> [YOUR TASK] Can you reproduce, word for word, the part of the items that opens with the line containing "Patent image size: (867, 412)." and closes with the line containing "The second side part 130 is at (697, 217).", keeping both of those lines?

(Extracted records)
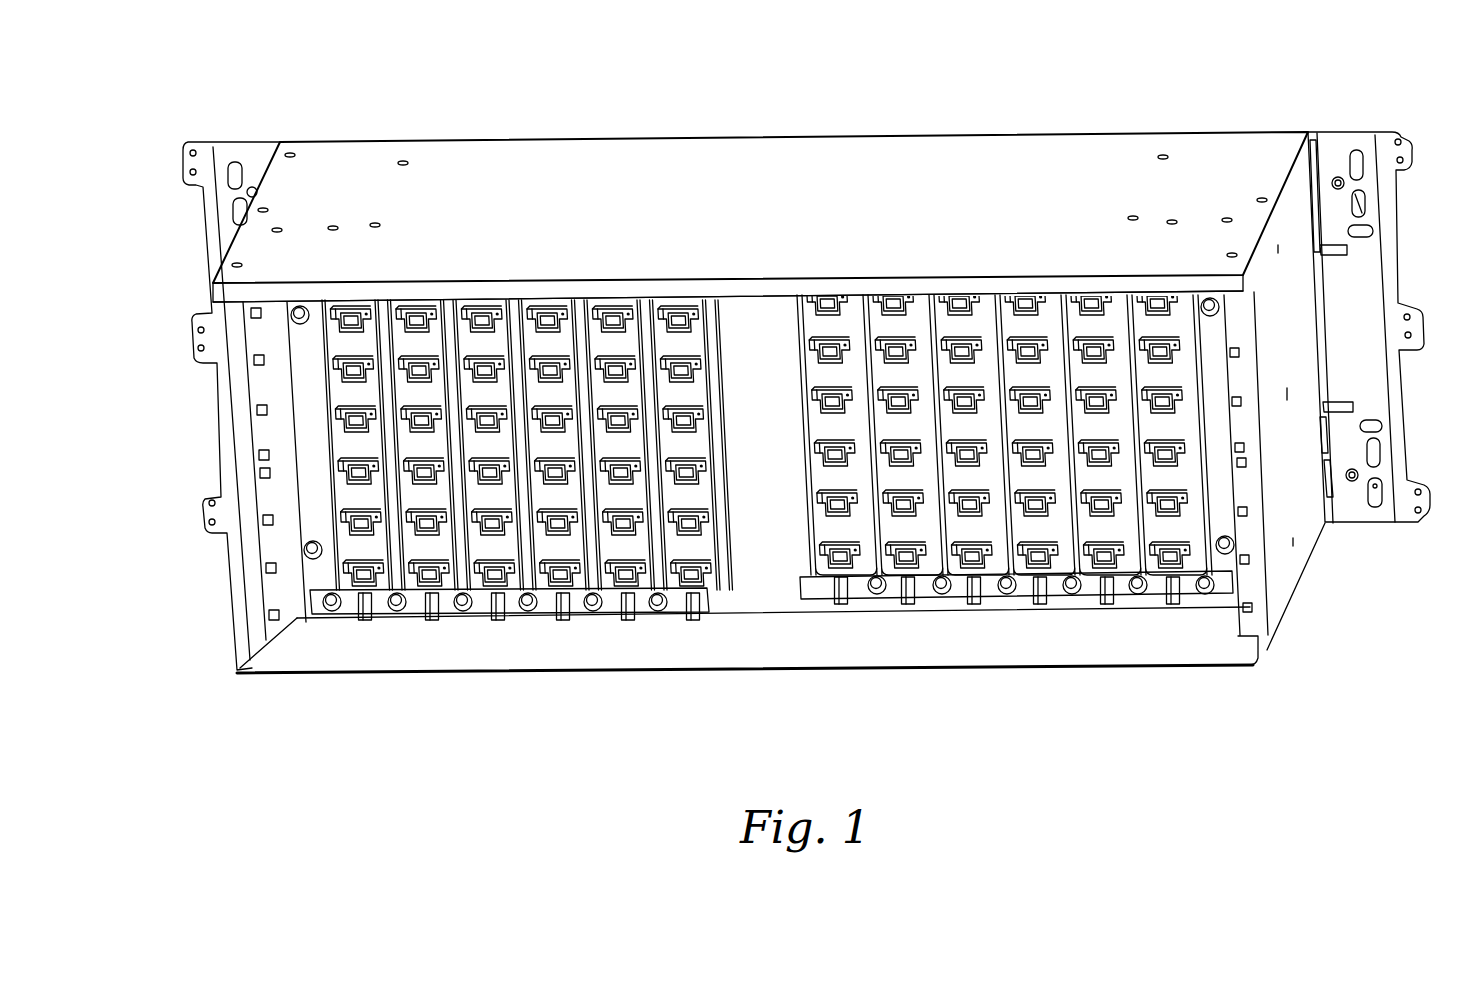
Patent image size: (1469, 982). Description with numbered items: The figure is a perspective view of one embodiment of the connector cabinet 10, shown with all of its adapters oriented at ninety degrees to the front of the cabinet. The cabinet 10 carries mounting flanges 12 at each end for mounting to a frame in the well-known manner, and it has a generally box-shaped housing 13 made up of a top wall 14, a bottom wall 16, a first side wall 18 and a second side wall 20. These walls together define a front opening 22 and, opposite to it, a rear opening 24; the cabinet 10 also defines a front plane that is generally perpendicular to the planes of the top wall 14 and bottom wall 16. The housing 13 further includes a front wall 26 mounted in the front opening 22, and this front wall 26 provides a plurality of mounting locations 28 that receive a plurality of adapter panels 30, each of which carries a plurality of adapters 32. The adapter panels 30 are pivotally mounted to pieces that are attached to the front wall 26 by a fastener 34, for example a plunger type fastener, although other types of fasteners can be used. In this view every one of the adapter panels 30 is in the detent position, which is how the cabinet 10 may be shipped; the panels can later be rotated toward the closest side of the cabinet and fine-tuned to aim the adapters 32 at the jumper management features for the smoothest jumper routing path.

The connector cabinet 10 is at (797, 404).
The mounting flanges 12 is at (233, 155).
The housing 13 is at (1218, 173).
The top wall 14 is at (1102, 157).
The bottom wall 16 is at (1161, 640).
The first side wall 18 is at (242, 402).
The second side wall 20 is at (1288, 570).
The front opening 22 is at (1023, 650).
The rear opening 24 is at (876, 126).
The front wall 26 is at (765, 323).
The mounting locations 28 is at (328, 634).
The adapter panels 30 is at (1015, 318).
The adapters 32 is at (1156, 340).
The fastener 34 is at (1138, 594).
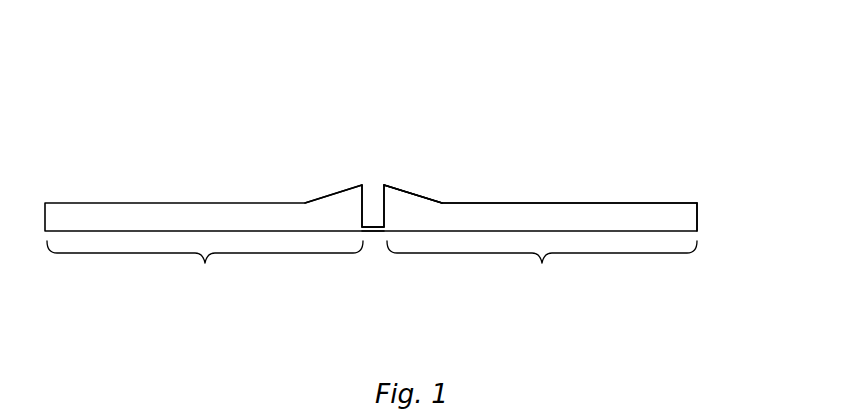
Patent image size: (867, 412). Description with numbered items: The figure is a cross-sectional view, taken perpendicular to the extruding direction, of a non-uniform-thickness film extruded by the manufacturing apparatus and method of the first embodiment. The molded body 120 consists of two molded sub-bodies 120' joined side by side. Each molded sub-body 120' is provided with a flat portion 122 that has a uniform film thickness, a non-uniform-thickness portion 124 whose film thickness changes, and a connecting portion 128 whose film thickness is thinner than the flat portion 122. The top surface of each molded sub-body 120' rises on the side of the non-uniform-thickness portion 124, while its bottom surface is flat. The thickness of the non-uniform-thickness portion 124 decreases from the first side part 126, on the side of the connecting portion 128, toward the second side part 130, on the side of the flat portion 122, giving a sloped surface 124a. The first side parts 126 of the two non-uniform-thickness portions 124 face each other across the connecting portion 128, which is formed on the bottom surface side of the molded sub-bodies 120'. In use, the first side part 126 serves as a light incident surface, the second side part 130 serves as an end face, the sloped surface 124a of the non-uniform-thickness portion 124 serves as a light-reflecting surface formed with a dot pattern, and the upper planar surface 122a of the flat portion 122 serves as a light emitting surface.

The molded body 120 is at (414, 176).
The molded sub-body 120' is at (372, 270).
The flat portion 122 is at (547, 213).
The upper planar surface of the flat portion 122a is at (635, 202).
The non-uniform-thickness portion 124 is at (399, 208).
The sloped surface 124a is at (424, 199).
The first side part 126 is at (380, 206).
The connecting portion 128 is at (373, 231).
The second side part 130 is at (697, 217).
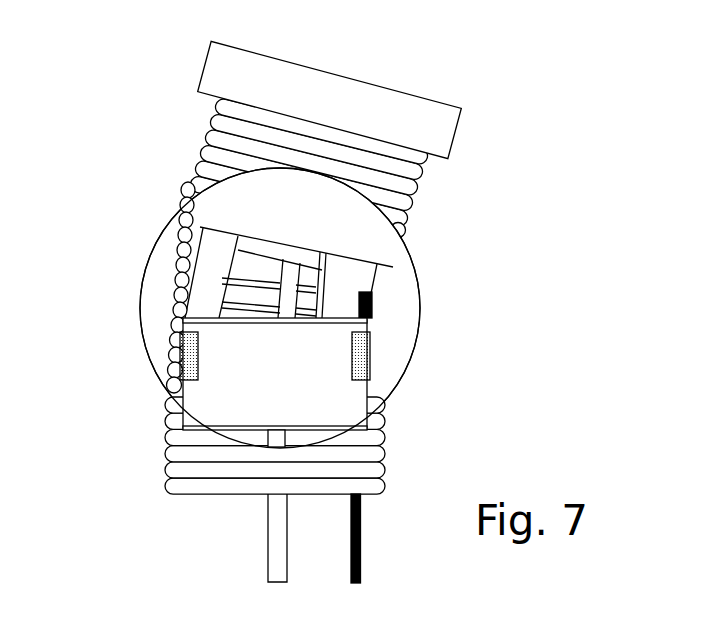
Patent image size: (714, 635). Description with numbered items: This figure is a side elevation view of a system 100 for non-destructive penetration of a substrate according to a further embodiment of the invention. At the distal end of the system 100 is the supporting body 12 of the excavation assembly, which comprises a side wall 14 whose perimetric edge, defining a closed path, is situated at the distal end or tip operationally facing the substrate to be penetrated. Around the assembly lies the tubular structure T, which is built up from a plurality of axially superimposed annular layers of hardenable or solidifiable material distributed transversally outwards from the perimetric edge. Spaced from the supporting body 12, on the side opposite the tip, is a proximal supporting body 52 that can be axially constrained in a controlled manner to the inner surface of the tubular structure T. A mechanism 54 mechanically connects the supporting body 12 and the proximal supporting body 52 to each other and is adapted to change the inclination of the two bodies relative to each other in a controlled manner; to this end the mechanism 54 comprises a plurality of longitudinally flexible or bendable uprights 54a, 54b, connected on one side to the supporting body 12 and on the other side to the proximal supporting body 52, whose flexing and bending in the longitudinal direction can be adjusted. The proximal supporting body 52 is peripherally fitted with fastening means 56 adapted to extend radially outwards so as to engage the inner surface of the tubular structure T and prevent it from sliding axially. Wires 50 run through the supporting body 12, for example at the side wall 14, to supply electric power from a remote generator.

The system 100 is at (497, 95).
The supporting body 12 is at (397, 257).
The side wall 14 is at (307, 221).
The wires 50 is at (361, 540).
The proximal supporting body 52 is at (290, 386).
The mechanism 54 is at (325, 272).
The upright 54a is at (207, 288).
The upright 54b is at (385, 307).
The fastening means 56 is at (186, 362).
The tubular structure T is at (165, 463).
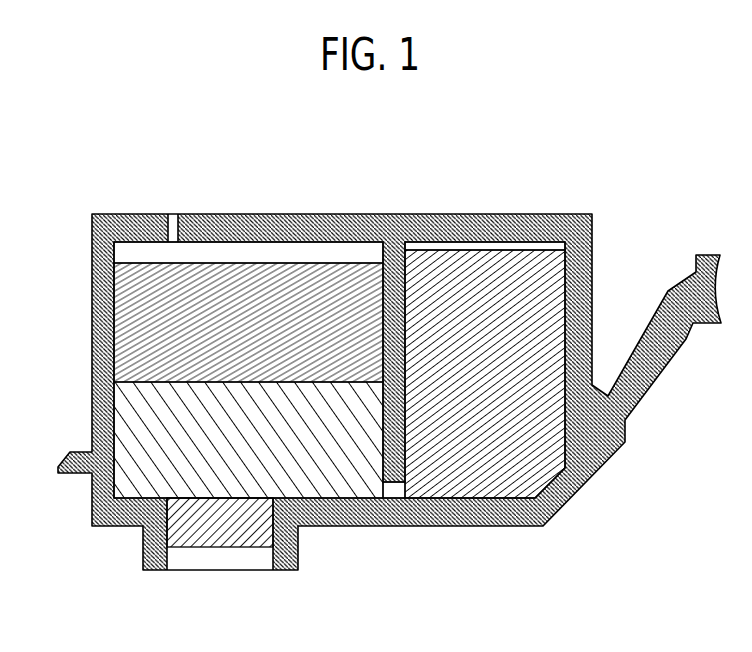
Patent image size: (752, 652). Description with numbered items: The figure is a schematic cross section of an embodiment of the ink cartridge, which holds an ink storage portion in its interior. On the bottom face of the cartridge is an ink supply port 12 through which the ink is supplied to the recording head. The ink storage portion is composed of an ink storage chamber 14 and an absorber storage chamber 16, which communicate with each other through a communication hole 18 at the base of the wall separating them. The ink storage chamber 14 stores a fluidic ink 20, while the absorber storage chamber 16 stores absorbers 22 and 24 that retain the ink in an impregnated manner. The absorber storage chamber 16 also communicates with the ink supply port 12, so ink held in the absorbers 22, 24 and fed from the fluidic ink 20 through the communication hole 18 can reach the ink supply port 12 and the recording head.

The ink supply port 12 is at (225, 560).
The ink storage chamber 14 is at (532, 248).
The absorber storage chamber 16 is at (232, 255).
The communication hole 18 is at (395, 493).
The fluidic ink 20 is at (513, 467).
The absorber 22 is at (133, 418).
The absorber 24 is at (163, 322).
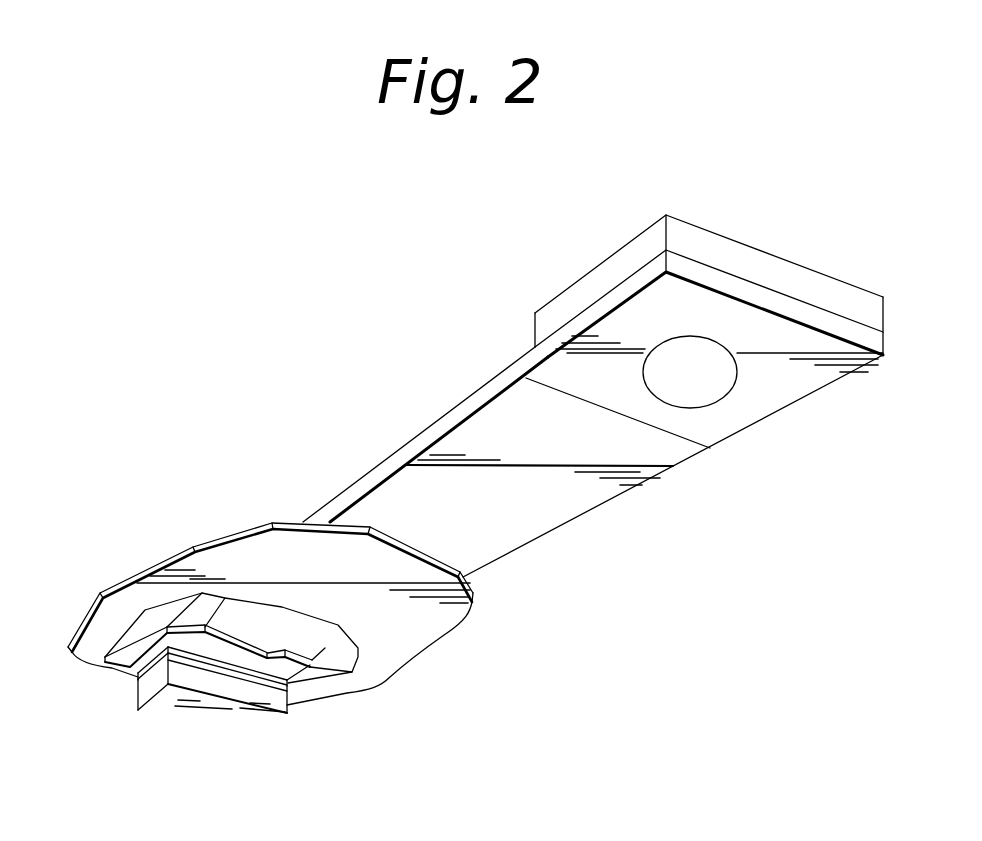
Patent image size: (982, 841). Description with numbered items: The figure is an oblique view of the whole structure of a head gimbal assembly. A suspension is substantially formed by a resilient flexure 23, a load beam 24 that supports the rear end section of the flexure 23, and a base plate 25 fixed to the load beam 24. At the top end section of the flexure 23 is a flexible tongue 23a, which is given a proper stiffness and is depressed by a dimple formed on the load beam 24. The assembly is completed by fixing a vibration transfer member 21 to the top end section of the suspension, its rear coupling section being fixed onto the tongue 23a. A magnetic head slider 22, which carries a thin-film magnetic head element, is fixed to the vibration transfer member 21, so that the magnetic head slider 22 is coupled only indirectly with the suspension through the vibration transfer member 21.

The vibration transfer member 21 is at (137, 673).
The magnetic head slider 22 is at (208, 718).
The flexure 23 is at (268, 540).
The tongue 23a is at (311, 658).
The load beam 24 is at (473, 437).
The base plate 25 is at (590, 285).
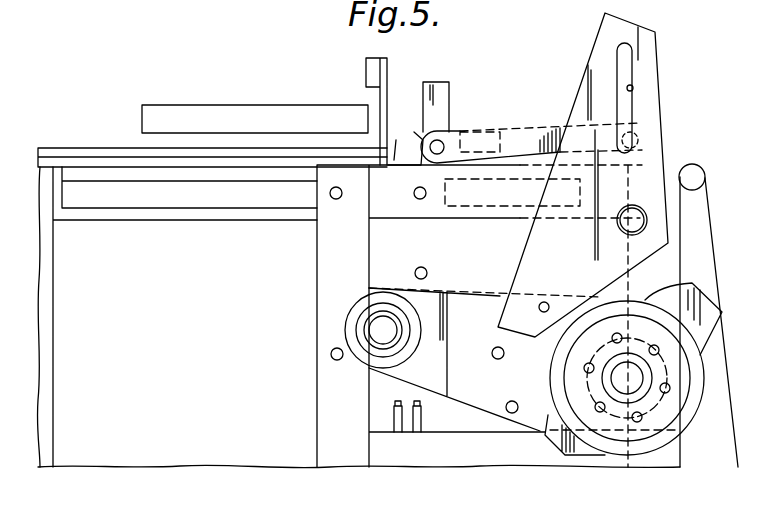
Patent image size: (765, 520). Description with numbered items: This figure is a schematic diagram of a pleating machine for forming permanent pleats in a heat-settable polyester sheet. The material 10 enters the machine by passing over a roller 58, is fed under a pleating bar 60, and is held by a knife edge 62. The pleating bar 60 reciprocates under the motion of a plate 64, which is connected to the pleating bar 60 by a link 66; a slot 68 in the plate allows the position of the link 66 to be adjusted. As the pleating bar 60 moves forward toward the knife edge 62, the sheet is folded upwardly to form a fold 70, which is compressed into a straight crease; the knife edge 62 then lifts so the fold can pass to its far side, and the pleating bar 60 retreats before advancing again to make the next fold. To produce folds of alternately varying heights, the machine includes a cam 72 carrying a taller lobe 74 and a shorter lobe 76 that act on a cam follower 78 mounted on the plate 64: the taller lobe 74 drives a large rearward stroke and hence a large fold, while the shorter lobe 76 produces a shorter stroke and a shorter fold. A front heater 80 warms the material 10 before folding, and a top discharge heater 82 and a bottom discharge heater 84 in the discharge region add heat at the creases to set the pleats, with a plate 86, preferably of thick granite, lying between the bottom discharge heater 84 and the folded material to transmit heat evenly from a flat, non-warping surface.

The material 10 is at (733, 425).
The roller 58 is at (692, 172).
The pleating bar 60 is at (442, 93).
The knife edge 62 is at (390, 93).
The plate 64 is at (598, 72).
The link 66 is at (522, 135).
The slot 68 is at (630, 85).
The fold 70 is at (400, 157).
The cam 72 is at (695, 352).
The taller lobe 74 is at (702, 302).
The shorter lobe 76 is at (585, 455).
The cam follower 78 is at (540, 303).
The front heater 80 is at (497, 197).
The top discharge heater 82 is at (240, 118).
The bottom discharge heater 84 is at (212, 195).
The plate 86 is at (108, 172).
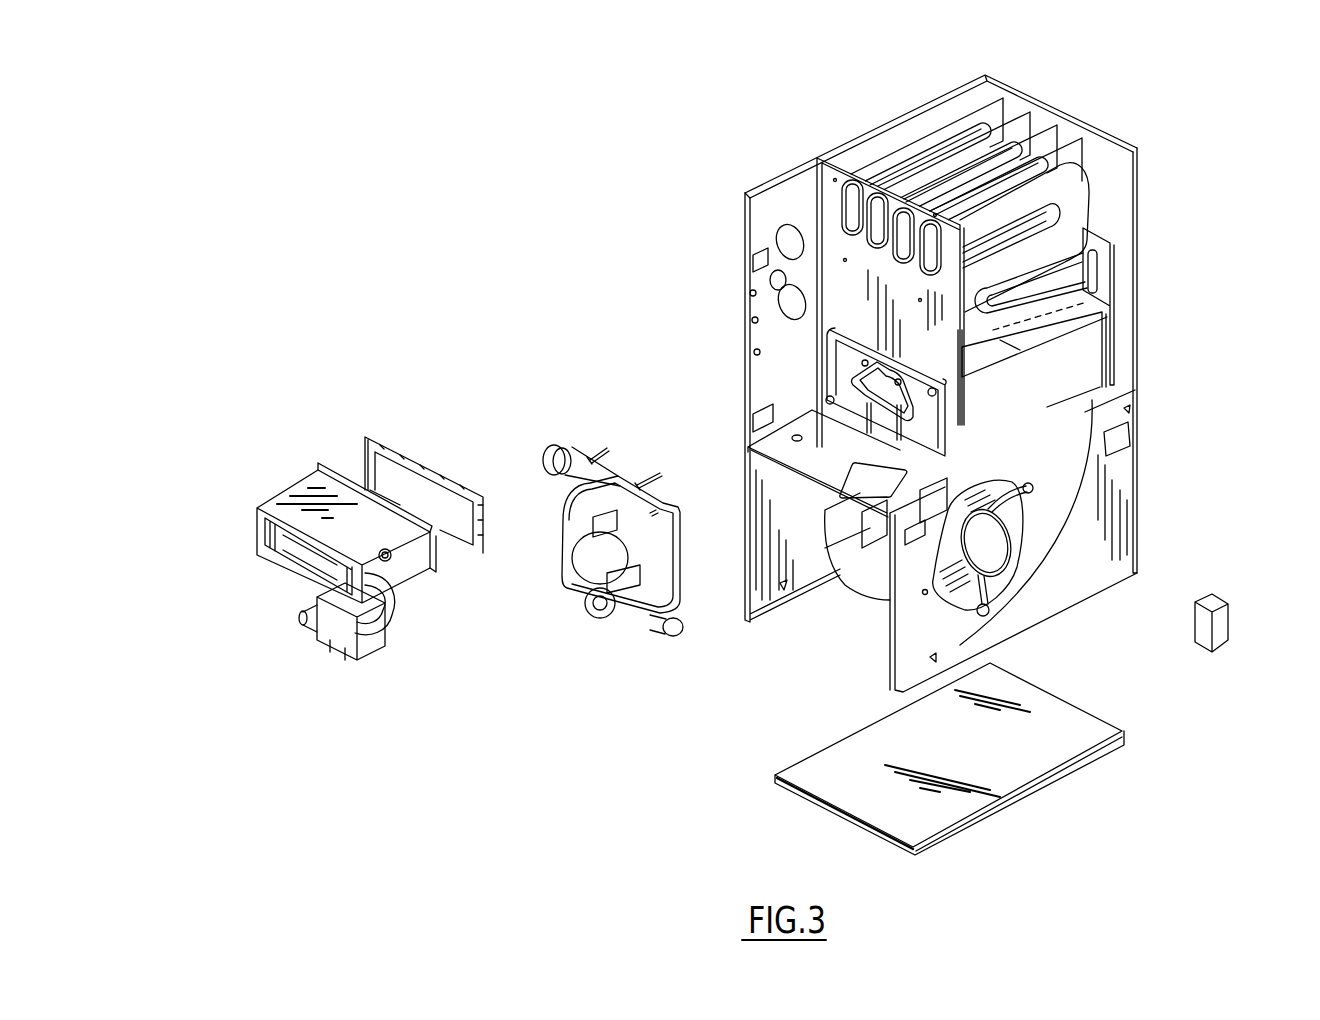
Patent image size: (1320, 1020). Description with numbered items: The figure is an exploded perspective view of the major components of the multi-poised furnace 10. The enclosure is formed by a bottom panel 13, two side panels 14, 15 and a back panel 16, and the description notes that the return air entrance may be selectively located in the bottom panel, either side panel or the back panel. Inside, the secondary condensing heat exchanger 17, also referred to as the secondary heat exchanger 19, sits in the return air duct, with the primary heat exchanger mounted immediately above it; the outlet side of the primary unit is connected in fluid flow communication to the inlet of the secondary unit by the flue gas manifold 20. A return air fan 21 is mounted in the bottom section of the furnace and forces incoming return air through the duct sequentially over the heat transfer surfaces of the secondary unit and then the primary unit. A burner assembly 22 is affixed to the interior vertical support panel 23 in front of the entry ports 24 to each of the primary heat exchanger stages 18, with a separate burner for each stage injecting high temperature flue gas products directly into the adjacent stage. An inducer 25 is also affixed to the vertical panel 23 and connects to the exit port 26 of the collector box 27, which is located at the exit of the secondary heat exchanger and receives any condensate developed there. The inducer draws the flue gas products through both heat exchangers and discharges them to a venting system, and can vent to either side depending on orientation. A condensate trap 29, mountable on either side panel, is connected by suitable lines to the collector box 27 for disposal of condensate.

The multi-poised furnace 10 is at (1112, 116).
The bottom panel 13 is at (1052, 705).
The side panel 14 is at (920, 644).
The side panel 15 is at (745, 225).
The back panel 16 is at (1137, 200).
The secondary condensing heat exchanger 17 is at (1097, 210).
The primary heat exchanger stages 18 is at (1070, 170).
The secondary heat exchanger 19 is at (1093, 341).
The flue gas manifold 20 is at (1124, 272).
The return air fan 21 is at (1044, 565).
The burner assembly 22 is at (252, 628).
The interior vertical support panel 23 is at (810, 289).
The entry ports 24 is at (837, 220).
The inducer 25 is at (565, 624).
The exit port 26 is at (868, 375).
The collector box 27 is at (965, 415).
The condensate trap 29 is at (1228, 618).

> [OUTPUT FOR THIS TASK]
Patent image size: (867, 412). Description with numbered items: The figure is a cross-sectional view, taken perpendicular to the extruding direction, of a non-uniform-thickness film extruded by the manufacturing apparatus and method of the first embodiment. The molded body 120 consists of two molded sub-bodies 120' joined side by side. Each molded sub-body 120' is provided with a flat portion 122 that has a uniform film thickness, a non-uniform-thickness portion 124 whose film thickness changes, and a connecting portion 128 whose film thickness is thinner than the flat portion 122. The top surface of each molded sub-body 120' rises on the side of the non-uniform-thickness portion 124, while its bottom surface is flat. The thickness of the non-uniform-thickness portion 124 decreases from the first side part 126, on the side of the connecting portion 128, toward the second side part 130, on the side of the flat portion 122, giving a sloped surface 124a. The first side parts 126 of the two non-uniform-thickness portions 124 face each other across the connecting portion 128, which is formed on the bottom surface side of the molded sub-bodies 120'. In use, the first side part 126 serves as a light incident surface, the second side part 130 serves as an end face, the sloped surface 124a of the non-uniform-thickness portion 124 serves as a light-reflecting surface formed with a dot pattern, and the upper planar surface 122a of the flat portion 122 serves as a light emitting surface.

The molded body 120 is at (414, 176).
The molded sub-body 120' is at (372, 270).
The flat portion 122 is at (547, 213).
The upper planar surface of the flat portion 122a is at (635, 202).
The non-uniform-thickness portion 124 is at (399, 208).
The sloped surface 124a is at (424, 199).
The first side part 126 is at (380, 206).
The connecting portion 128 is at (373, 231).
The second side part 130 is at (697, 217).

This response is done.